━━━━━ Data listing

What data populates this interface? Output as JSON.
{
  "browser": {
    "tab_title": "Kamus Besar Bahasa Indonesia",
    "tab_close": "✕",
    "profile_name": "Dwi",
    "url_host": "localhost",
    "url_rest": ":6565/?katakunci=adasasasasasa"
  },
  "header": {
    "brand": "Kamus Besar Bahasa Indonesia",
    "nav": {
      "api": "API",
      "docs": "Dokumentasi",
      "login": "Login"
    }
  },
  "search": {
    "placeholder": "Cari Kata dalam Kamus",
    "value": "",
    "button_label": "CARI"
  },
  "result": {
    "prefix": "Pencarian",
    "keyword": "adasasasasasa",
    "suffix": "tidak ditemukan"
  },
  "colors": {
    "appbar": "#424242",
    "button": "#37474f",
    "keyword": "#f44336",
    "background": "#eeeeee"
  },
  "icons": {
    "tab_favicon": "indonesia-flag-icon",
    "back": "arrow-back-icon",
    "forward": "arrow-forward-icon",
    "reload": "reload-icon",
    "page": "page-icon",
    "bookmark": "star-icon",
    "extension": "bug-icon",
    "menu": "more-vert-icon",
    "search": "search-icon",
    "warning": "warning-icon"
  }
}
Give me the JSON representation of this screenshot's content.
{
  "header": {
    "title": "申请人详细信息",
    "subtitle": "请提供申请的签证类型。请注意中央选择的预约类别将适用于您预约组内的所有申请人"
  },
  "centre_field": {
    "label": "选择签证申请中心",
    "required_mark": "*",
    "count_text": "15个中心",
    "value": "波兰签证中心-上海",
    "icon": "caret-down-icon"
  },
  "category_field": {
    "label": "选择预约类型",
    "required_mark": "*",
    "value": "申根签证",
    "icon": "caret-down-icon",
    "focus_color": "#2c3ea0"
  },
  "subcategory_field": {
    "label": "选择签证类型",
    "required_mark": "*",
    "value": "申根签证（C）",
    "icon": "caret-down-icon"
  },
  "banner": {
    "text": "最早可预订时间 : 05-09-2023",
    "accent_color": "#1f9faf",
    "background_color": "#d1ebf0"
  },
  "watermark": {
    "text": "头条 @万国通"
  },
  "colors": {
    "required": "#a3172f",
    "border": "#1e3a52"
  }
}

━━━━━━━━━━

▸ **Exercise details**
The records above must be output exactly, in full.

▸ **Answer to this task**
What data populates this interface? Output as JSON.
{
  "browser": {
    "tab_title": "Kamus Besar Bahasa Indonesia",
    "tab_close": "✕",
    "profile_name": "Dwi",
    "url_host": "localhost",
    "url_rest": ":6565/?katakunci=adasasasasasa"
  },
  "header": {
    "brand": "Kamus Besar Bahasa Indonesia",
    "nav": {
      "api": "API",
      "docs": "Dokumentasi",
      "login": "Login"
    }
  },
  "search": {
    "placeholder": "Cari Kata dalam Kamus",
    "value": "",
    "button_label": "CARI"
  },
  "result": {
    "prefix": "Pencarian",
    "keyword": "adasasasasasa",
    "suffix": "tidak ditemukan"
  },
  "colors": {
    "appbar": "#424242",
    "button": "#37474f",
    "keyword": "#f44336",
    "background": "#eeeeee"
  },
  "icons": {
    "tab_favicon": "indonesia-flag-icon",
    "back": "arrow-back-icon",
    "forward": "arrow-forward-icon",
    "reload": "reload-icon",
    "page": "page-icon",
    "bookmark": "star-icon",
    "extension": "bug-icon",
    "menu": "more-vert-icon",
    "search": "search-icon",
    "warning": "warning-icon"
  }
}
Give me the JSON representation of this screenshot's content.
{
  "header": {
    "title": "申请人详细信息",
    "subtitle": "请提供申请的签证类型。请注意中央选择的预约类别将适用于您预约组内的所有申请人"
  },
  "centre_field": {
    "label": "选择签证申请中心",
    "required_mark": "*",
    "count_text": "15个中心",
    "value": "波兰签证中心-上海",
    "icon": "caret-down-icon"
  },
  "category_field": {
    "label": "选择预约类型",
    "required_mark": "*",
    "value": "申根签证",
    "icon": "caret-down-icon",
    "focus_color": "#2c3ea0"
  },
  "subcategory_field": {
    "label": "选择签证类型",
    "required_mark": "*",
    "value": "申根签证（C）",
    "icon": "caret-down-icon"
  },
  "banner": {
    "text": "最早可预订时间 : 05-09-2023",
    "accent_color": "#1f9faf",
    "background_color": "#d1ebf0"
  },
  "watermark": {
    "text": "头条 @万国通"
  },
  "colors": {
    "required": "#a3172f",
    "border": "#1e3a52"
  }
}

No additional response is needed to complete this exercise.